→ WHAT IS NEEDED: Return the count of lines with the string "placeholder" in them, and nothing else.

— START DATASET RECORDS —

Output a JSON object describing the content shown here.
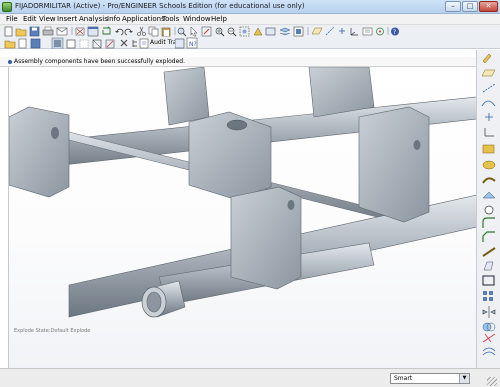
{
  "window": {
    "title": "FIJADORMILITAR (Active) - Pro/ENGINEER Schools Edition (for educational use only)",
    "minimize_glyph": "–",
    "maximize_glyph": "□",
    "close_glyph": "✕"
  },
  "menu": [
    "File",
    "Edit",
    "View",
    "Insert",
    "Analysis",
    "Info",
    "Applications",
    "Tools",
    "Window",
    "Help"
  ],
  "toolbar": {
    "audit_trail_label": "Audit Trail"
  },
  "message": {
    "text": "Assembly components have been successfully exploded."
  },
  "viewport": {
    "state_label": "Explode State:Default Explode",
    "model_color": "#a9b3bc",
    "model_shadow": "#6f7a84"
  },
  "statusbar": {
    "filter_value": "Smart",
    "filter_arrow": "▼"
  },
  "colors": {
    "accent": "#3d5aa8",
    "titlebar": "#c4dbf3"
  },
  "icons": {
    "toolbar1": [
      "new-icon",
      "open-icon",
      "save-icon",
      "print-icon",
      "email-icon",
      "erase-icon",
      "window-icon",
      "regenerate-icon",
      "undo-icon",
      "redo-icon",
      "cut-icon",
      "copy-icon",
      "paste-icon",
      "find-icon",
      "select-icon",
      "repaint-icon",
      "zoom-in-icon",
      "zoom-out-icon",
      "refit-icon",
      "orient-icon",
      "saved-views-icon",
      "layers-icon",
      "view-manager-icon",
      "datum-plane-icon",
      "datum-axis-icon",
      "datum-point-icon",
      "csys-icon",
      "annotation-icon",
      "spin-center-icon",
      "help-icon"
    ],
    "toolbar2": [
      "folder-icon",
      "new-file-icon",
      "save-copy-icon",
      "shading-icon",
      "no-hidden-icon",
      "hidden-line-icon",
      "wireframe-icon",
      "graphics-icon",
      "close-window-icon",
      "model-tree-icon",
      "audit-icon",
      "explode-icon",
      "whats-this-icon"
    ],
    "right": [
      "sketch-icon",
      "datum-plane-icon",
      "axis-icon",
      "curve-icon",
      "point-icon",
      "csys-icon",
      "extrude-icon",
      "revolve-icon",
      "sweep-icon",
      "blend-icon",
      "hole-icon",
      "round-icon",
      "chamfer-icon",
      "rib-icon",
      "draft-icon",
      "shell-icon",
      "pattern-icon",
      "mirror-icon",
      "merge-icon",
      "trim-icon",
      "offset-icon",
      "thicken-icon",
      "solidify-icon",
      "style-icon",
      "warp-icon"
    ]
  }
}
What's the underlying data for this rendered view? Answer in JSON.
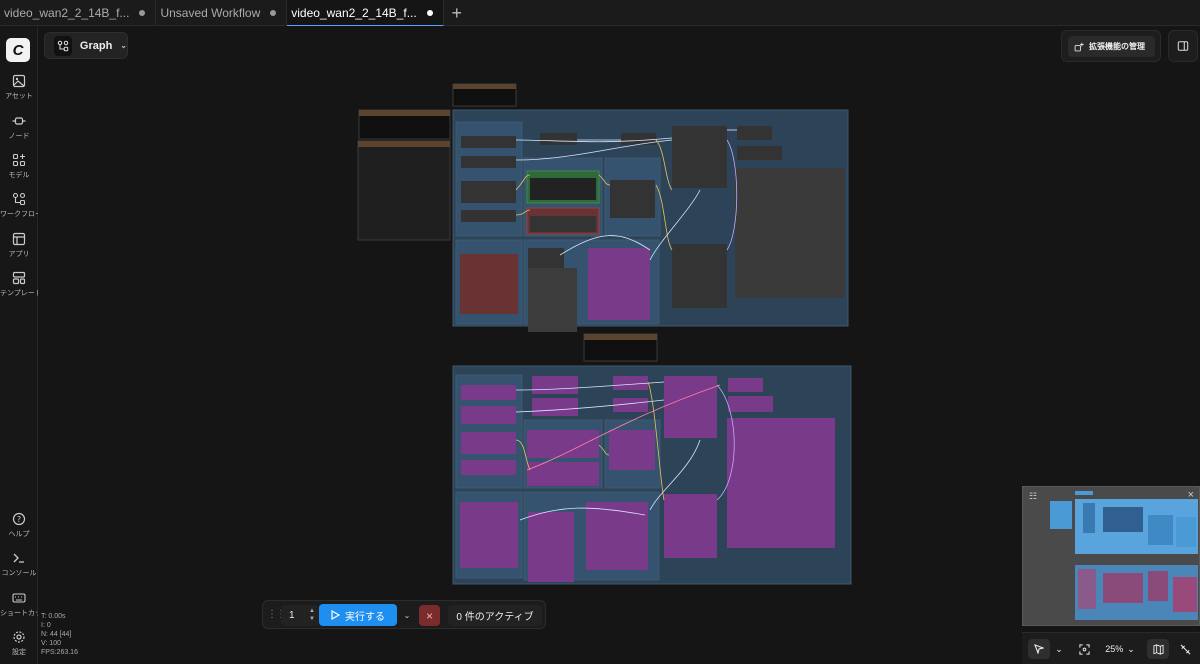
{
  "tabs": [
    {
      "label": "video_wan2_2_14B_f...",
      "modified": true
    },
    {
      "label": "Unsaved Workflow",
      "modified": true
    },
    {
      "label": "video_wan2_2_14B_f...",
      "modified": true,
      "active": true
    }
  ],
  "sidebar": {
    "items": [
      {
        "label": "アセット",
        "icon": "image-icon"
      },
      {
        "label": "ノード",
        "icon": "node-icon"
      },
      {
        "label": "モデル",
        "icon": "model-icon"
      },
      {
        "label": "ワークフロー",
        "icon": "workflow-icon"
      },
      {
        "label": "アプリ",
        "icon": "app-icon"
      },
      {
        "label": "テンプレート",
        "icon": "template-icon"
      }
    ],
    "bottom_items": [
      {
        "label": "ヘルプ",
        "icon": "help-icon"
      },
      {
        "label": "コンソール",
        "icon": "console-icon"
      },
      {
        "label": "ショートカット",
        "icon": "keyboard-icon"
      },
      {
        "label": "設定",
        "icon": "settings-icon"
      }
    ]
  },
  "stats": [
    "T: 0.00s",
    "I: 0",
    "N: 44 [44]",
    "V: 100",
    "FPS:263.16"
  ],
  "toolbar": {
    "graph_label": "Graph"
  },
  "extensions": {
    "label": "拡張機能の管理"
  },
  "runbar": {
    "count": "1",
    "run_label": "実行する",
    "active_label": "0 件のアクティブ"
  },
  "canvas_tools": {
    "zoom": "25%"
  },
  "colors": {
    "accent": "#1e8ef0",
    "group_blue": "#3a5a7a",
    "node_purple": "#7a3a8a",
    "cancel_red": "#7a2b2b"
  }
}
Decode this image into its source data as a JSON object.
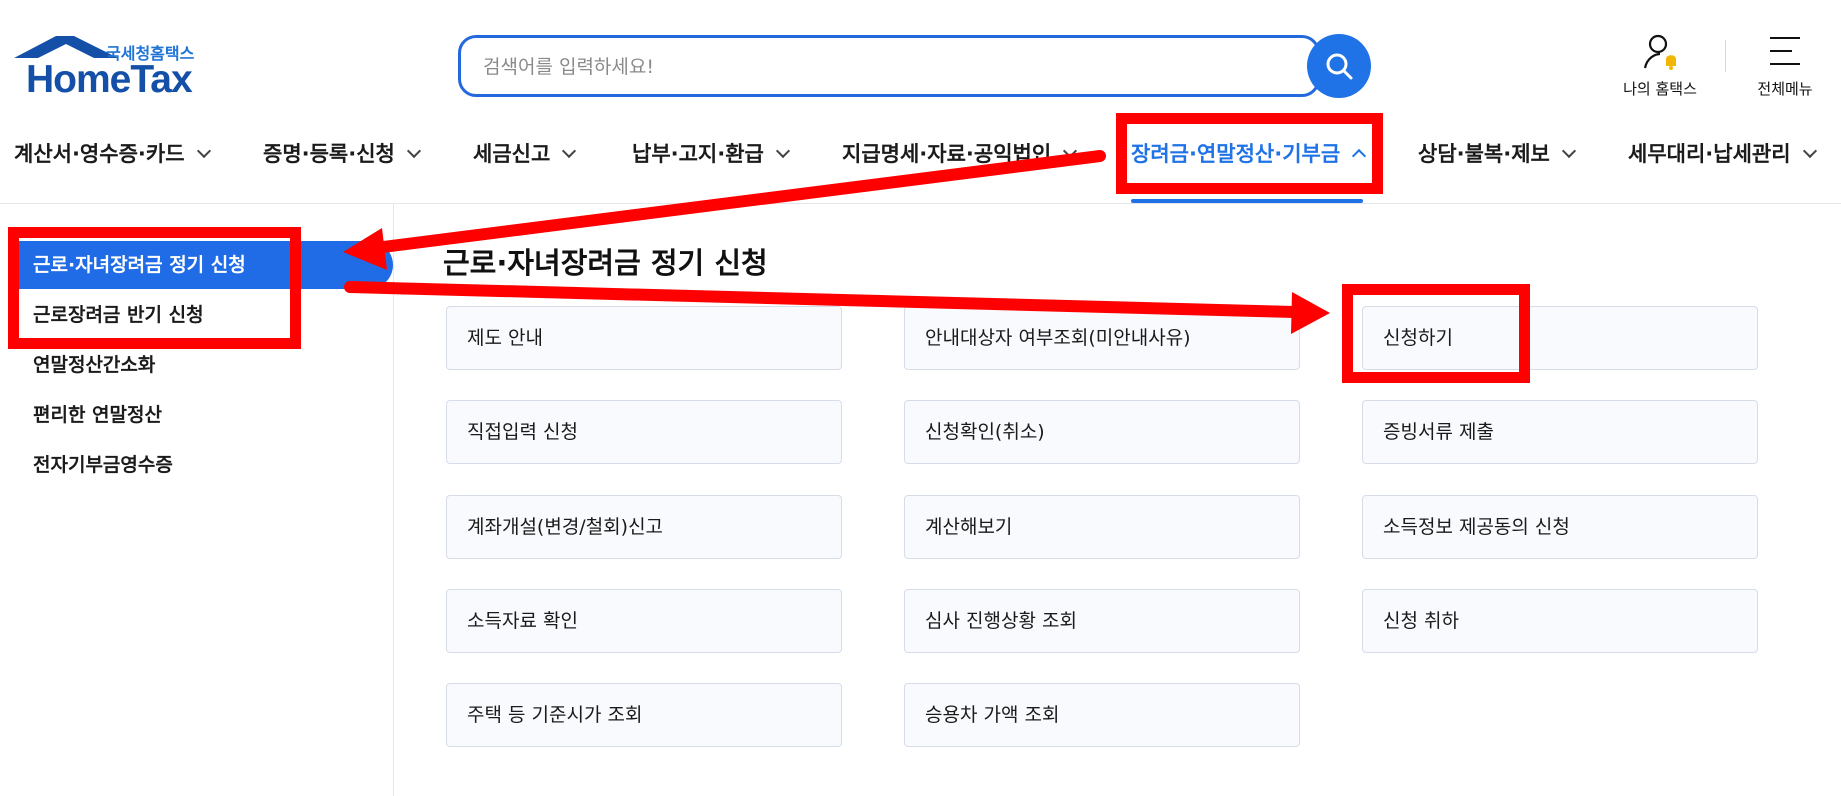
{
  "header": {
    "logo_sub": "국세청홈택스",
    "logo_main": "HomeTax",
    "search": {
      "placeholder": "검색어를 입력하세요!",
      "value": ""
    },
    "my_hometax_label": "나의 홈택스",
    "all_menu_label": "전체메뉴"
  },
  "nav": {
    "items": [
      {
        "label": "계산서·영수증·카드"
      },
      {
        "label": "증명·등록·신청"
      },
      {
        "label": "세금신고"
      },
      {
        "label": "납부·고지·환급"
      },
      {
        "label": "지급명세·자료·공익법인"
      },
      {
        "label": "장려금·연말정산·기부금",
        "active": true
      },
      {
        "label": "상담·불복·제보"
      },
      {
        "label": "세무대리·납세관리"
      }
    ]
  },
  "sidebar": {
    "items": [
      {
        "label": "근로·자녀장려금 정기 신청",
        "active": true
      },
      {
        "label": "근로장려금 반기 신청"
      },
      {
        "label": "연말정산간소화"
      },
      {
        "label": "편리한 연말정산"
      },
      {
        "label": "전자기부금영수증"
      }
    ]
  },
  "main": {
    "title": "근로·자녀장려금 정기 신청",
    "cards": [
      "제도 안내",
      "안내대상자 여부조회(미안내사유)",
      "신청하기",
      "직접입력 신청",
      "신청확인(취소)",
      "증빙서류 제출",
      "계좌개설(변경/철회)신고",
      "계산해보기",
      "소득정보 제공동의 신청",
      "소득자료 확인",
      "심사 진행상황 조회",
      "신청 취하",
      "주택 등 기준시가 조회",
      "승용차 가액 조회"
    ]
  },
  "colors": {
    "accent": "#1f73e6",
    "brand": "#1550a8",
    "annotation": "#ff0000"
  }
}
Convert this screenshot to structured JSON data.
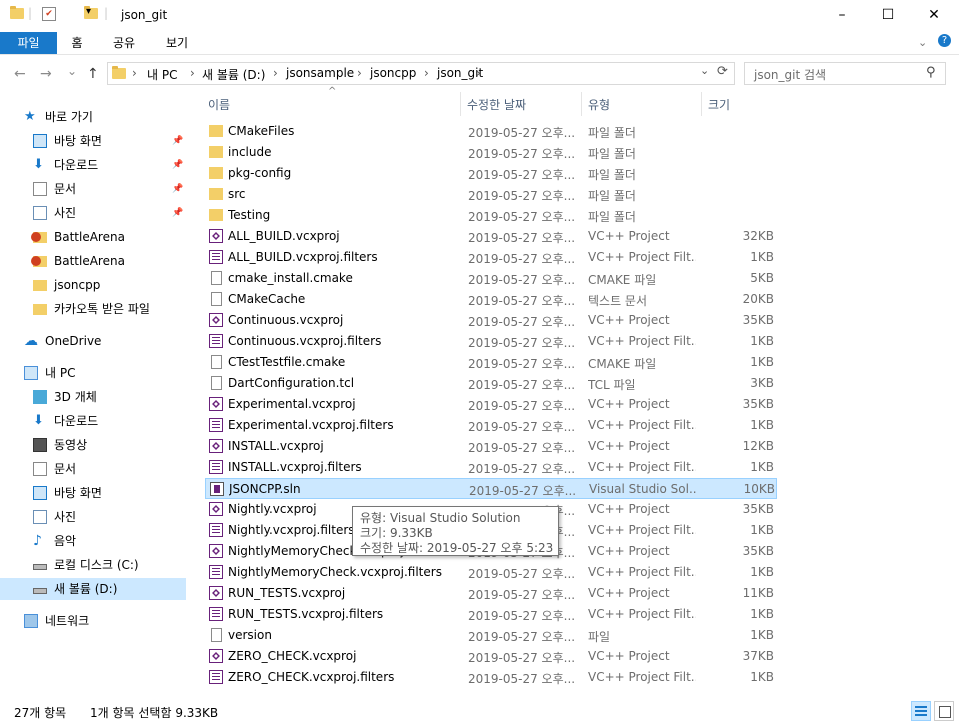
{
  "window": {
    "title": "json_git",
    "minimize": "–",
    "maximize": "☐",
    "close": "✕"
  },
  "ribbon": {
    "tabs": [
      "파일",
      "홈",
      "공유",
      "보기"
    ]
  },
  "nav": {
    "back": "←",
    "forward": "→",
    "recent": "⌄",
    "up": "↑",
    "refresh": "⟳"
  },
  "address": {
    "segments": [
      "내 PC",
      "새 볼륨 (D:)",
      "jsonsample",
      "jsoncpp",
      "json_git"
    ],
    "sep": "›"
  },
  "search": {
    "placeholder": "json_git 검색"
  },
  "sidebar": {
    "items": [
      {
        "label": "바로 가기",
        "icon": "star-icon",
        "level": 0
      },
      {
        "label": "바탕 화면",
        "icon": "desktop-icon",
        "level": 1,
        "pinned": true
      },
      {
        "label": "다운로드",
        "icon": "download-icon",
        "level": 1,
        "pinned": true
      },
      {
        "label": "문서",
        "icon": "document-icon",
        "level": 1,
        "pinned": true
      },
      {
        "label": "사진",
        "icon": "picture-icon",
        "level": 1,
        "pinned": true
      },
      {
        "label": "BattleArena",
        "icon": "warning-folder-icon",
        "level": 1
      },
      {
        "label": "BattleArena",
        "icon": "warning-folder-icon",
        "level": 1
      },
      {
        "label": "jsoncpp",
        "icon": "folder-icon",
        "level": 1
      },
      {
        "label": "카카오톡 받은 파일",
        "icon": "folder-icon",
        "level": 1
      },
      {
        "label": "OneDrive",
        "icon": "cloud-icon",
        "level": 0
      },
      {
        "label": "내 PC",
        "icon": "pc-icon",
        "level": 0
      },
      {
        "label": "3D 개체",
        "icon": "cube-icon",
        "level": 1
      },
      {
        "label": "다운로드",
        "icon": "download-icon",
        "level": 1
      },
      {
        "label": "동영상",
        "icon": "film-icon",
        "level": 1
      },
      {
        "label": "문서",
        "icon": "document-icon",
        "level": 1
      },
      {
        "label": "바탕 화면",
        "icon": "desktop-icon",
        "level": 1
      },
      {
        "label": "사진",
        "icon": "picture-icon",
        "level": 1
      },
      {
        "label": "음악",
        "icon": "music-icon",
        "level": 1
      },
      {
        "label": "로컬 디스크 (C:)",
        "icon": "drive-icon",
        "level": 1
      },
      {
        "label": "새 볼륨 (D:)",
        "icon": "drive-icon",
        "level": 1,
        "selected": true
      },
      {
        "label": "네트워크",
        "icon": "network-icon",
        "level": 0
      }
    ]
  },
  "columns": {
    "name": "이름",
    "date": "수정한 날짜",
    "type": "유형",
    "size": "크기"
  },
  "files": [
    {
      "name": "CMakeFiles",
      "date": "2019-05-27 오후...",
      "type": "파일 폴더",
      "size": "",
      "kind": "folder"
    },
    {
      "name": "include",
      "date": "2019-05-27 오후...",
      "type": "파일 폴더",
      "size": "",
      "kind": "folder"
    },
    {
      "name": "pkg-config",
      "date": "2019-05-27 오후...",
      "type": "파일 폴더",
      "size": "",
      "kind": "folder"
    },
    {
      "name": "src",
      "date": "2019-05-27 오후...",
      "type": "파일 폴더",
      "size": "",
      "kind": "folder"
    },
    {
      "name": "Testing",
      "date": "2019-05-27 오후...",
      "type": "파일 폴더",
      "size": "",
      "kind": "folder"
    },
    {
      "name": "ALL_BUILD.vcxproj",
      "date": "2019-05-27 오후...",
      "type": "VC++ Project",
      "size": "32KB",
      "kind": "vcx"
    },
    {
      "name": "ALL_BUILD.vcxproj.filters",
      "date": "2019-05-27 오후...",
      "type": "VC++ Project Filt...",
      "size": "1KB",
      "kind": "filt"
    },
    {
      "name": "cmake_install.cmake",
      "date": "2019-05-27 오후...",
      "type": "CMAKE 파일",
      "size": "5KB",
      "kind": "doc"
    },
    {
      "name": "CMakeCache",
      "date": "2019-05-27 오후...",
      "type": "텍스트 문서",
      "size": "20KB",
      "kind": "doc"
    },
    {
      "name": "Continuous.vcxproj",
      "date": "2019-05-27 오후...",
      "type": "VC++ Project",
      "size": "35KB",
      "kind": "vcx"
    },
    {
      "name": "Continuous.vcxproj.filters",
      "date": "2019-05-27 오후...",
      "type": "VC++ Project Filt...",
      "size": "1KB",
      "kind": "filt"
    },
    {
      "name": "CTestTestfile.cmake",
      "date": "2019-05-27 오후...",
      "type": "CMAKE 파일",
      "size": "1KB",
      "kind": "doc"
    },
    {
      "name": "DartConfiguration.tcl",
      "date": "2019-05-27 오후...",
      "type": "TCL 파일",
      "size": "3KB",
      "kind": "doc"
    },
    {
      "name": "Experimental.vcxproj",
      "date": "2019-05-27 오후...",
      "type": "VC++ Project",
      "size": "35KB",
      "kind": "vcx"
    },
    {
      "name": "Experimental.vcxproj.filters",
      "date": "2019-05-27 오후...",
      "type": "VC++ Project Filt...",
      "size": "1KB",
      "kind": "filt"
    },
    {
      "name": "INSTALL.vcxproj",
      "date": "2019-05-27 오후...",
      "type": "VC++ Project",
      "size": "12KB",
      "kind": "vcx"
    },
    {
      "name": "INSTALL.vcxproj.filters",
      "date": "2019-05-27 오후...",
      "type": "VC++ Project Filt...",
      "size": "1KB",
      "kind": "filt"
    },
    {
      "name": "JSONCPP.sln",
      "date": "2019-05-27 오후...",
      "type": "Visual Studio Sol...",
      "size": "10KB",
      "kind": "sln",
      "selected": true
    },
    {
      "name": "Nightly.vcxproj",
      "date": "2019-05-27 오후...",
      "type": "VC++ Project",
      "size": "35KB",
      "kind": "vcx"
    },
    {
      "name": "Nightly.vcxproj.filters",
      "date": "2019-05-27 오후...",
      "type": "VC++ Project Filt...",
      "size": "1KB",
      "kind": "filt"
    },
    {
      "name": "NightlyMemoryCheck.vcxproj",
      "date": "2019-05-27 오후...",
      "type": "VC++ Project",
      "size": "35KB",
      "kind": "vcx"
    },
    {
      "name": "NightlyMemoryCheck.vcxproj.filters",
      "date": "2019-05-27 오후...",
      "type": "VC++ Project Filt...",
      "size": "1KB",
      "kind": "filt"
    },
    {
      "name": "RUN_TESTS.vcxproj",
      "date": "2019-05-27 오후...",
      "type": "VC++ Project",
      "size": "11KB",
      "kind": "vcx"
    },
    {
      "name": "RUN_TESTS.vcxproj.filters",
      "date": "2019-05-27 오후...",
      "type": "VC++ Project Filt...",
      "size": "1KB",
      "kind": "filt"
    },
    {
      "name": "version",
      "date": "2019-05-27 오후...",
      "type": "파일",
      "size": "1KB",
      "kind": "doc"
    },
    {
      "name": "ZERO_CHECK.vcxproj",
      "date": "2019-05-27 오후...",
      "type": "VC++ Project",
      "size": "37KB",
      "kind": "vcx"
    },
    {
      "name": "ZERO_CHECK.vcxproj.filters",
      "date": "2019-05-27 오후...",
      "type": "VC++ Project Filt...",
      "size": "1KB",
      "kind": "filt"
    }
  ],
  "tooltip": {
    "type_line": "유형: Visual Studio Solution",
    "size_line": "크기: 9.33KB",
    "date_line": "수정한 날짜: 2019-05-27 오후 5:23"
  },
  "status": {
    "count": "27개 항목",
    "selection": "1개 항목 선택함 9.33KB"
  },
  "colors": {
    "accent": "#1979ca",
    "selection": "#cce8ff",
    "folder": "#f3cf68",
    "vs_purple": "#68217a"
  }
}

— END DATASET RECORDS —

→ EXPECTED ANSWER: 2